## BEGIN Dataset rows
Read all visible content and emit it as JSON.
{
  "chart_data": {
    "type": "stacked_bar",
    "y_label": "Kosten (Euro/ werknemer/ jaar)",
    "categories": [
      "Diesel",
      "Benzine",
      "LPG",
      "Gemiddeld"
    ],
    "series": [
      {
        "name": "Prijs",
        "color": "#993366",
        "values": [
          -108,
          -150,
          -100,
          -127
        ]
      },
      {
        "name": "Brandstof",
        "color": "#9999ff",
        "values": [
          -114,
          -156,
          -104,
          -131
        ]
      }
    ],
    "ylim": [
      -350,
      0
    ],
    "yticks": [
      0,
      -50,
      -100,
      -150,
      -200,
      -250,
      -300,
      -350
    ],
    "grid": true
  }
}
## END Dataset rows
## BEGIN Dataset rows
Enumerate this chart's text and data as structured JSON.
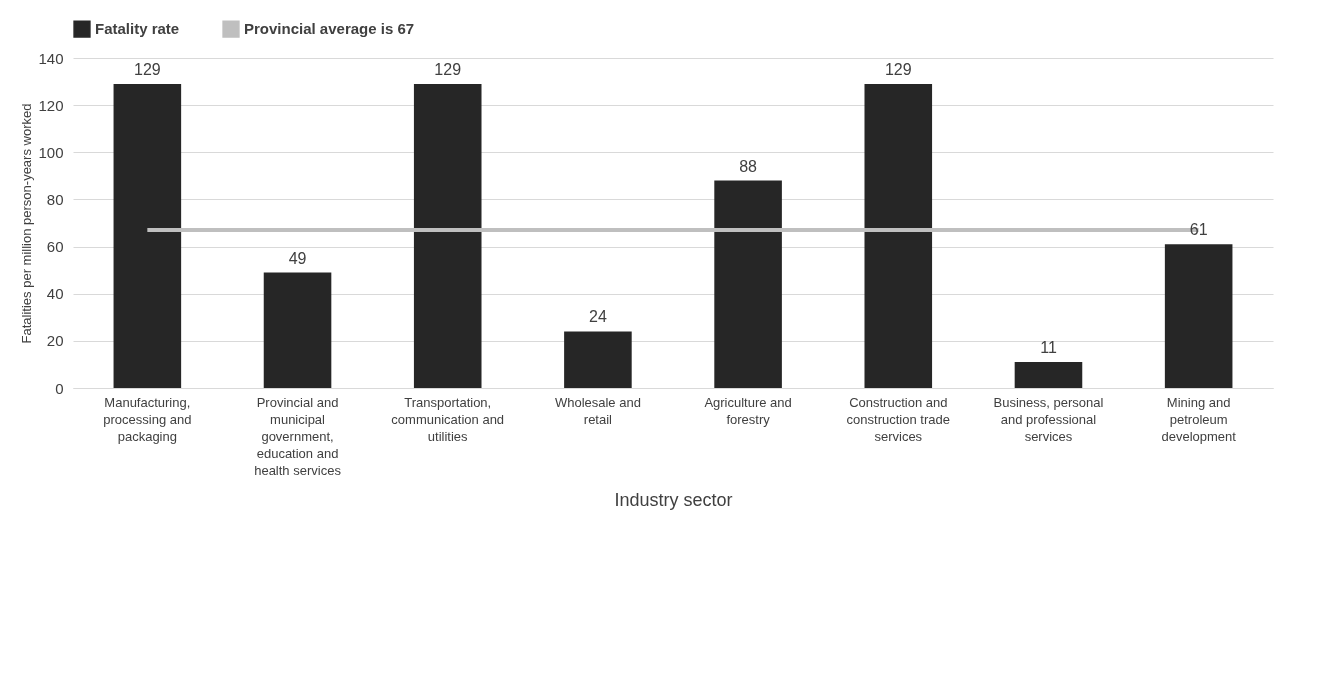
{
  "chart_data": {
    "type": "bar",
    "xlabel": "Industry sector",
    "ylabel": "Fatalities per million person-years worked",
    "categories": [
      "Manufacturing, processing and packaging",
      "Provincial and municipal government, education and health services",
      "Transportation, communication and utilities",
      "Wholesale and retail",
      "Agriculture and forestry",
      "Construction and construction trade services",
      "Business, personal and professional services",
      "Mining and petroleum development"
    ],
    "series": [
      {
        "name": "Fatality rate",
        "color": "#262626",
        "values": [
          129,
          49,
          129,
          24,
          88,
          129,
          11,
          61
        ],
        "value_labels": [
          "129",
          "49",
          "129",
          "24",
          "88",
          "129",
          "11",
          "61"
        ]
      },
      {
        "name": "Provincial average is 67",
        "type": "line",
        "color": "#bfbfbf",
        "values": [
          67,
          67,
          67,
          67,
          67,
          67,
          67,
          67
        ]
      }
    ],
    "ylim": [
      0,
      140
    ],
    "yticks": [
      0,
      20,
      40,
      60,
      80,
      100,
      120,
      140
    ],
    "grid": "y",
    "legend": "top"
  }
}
## END Dataset rows
Goal ▸ Scan the material above. Return every line containing the string "Provincial".

Task output ▸
      "Provincial and municipal government, education and health services",
        "name": "Provincial average is 67",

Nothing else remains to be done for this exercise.